## What you will do
Search the material for the string "text" and copy each line where it occurs.

═════ Data provided ═════

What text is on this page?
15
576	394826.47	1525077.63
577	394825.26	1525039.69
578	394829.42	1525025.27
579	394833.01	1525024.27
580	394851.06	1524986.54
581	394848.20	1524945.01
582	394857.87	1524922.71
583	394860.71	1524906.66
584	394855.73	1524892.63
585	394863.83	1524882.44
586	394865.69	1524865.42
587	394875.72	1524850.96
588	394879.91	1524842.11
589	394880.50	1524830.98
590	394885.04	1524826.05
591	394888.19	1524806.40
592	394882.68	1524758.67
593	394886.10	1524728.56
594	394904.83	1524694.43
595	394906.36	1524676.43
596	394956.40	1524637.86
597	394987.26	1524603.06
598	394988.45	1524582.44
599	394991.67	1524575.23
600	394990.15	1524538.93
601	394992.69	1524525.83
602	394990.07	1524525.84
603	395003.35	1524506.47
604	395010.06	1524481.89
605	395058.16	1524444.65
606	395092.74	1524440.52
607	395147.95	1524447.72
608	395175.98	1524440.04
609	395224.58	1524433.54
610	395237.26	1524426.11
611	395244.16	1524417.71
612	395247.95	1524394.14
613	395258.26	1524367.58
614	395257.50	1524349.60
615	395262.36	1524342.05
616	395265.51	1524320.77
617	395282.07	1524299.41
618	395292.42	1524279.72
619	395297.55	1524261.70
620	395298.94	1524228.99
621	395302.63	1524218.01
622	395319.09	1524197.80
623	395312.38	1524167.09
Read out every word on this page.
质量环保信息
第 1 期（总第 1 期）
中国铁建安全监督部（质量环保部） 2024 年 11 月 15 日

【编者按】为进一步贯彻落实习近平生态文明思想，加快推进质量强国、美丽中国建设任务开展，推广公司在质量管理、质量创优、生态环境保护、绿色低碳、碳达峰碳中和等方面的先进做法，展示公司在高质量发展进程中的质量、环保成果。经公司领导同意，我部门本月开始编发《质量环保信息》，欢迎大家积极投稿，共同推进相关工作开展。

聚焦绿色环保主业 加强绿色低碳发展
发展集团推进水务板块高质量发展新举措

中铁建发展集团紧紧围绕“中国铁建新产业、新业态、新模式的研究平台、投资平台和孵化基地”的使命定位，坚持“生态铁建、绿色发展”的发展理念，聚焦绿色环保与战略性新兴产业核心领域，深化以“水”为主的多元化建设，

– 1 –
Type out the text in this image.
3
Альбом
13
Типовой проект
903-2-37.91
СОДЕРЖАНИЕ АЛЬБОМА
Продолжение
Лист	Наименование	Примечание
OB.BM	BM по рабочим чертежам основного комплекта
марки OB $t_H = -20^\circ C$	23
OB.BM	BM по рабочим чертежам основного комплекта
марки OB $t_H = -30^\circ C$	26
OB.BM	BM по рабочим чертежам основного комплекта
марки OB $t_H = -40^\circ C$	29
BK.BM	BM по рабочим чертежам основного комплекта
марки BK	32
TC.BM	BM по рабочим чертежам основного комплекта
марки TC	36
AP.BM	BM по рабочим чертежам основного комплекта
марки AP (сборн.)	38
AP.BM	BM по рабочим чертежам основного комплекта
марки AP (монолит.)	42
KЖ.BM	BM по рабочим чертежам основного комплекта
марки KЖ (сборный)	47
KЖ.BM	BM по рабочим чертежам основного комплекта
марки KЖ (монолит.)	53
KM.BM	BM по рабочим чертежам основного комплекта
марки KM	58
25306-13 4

═════

## Answer below
What text is on this page?
Type out the text in this image.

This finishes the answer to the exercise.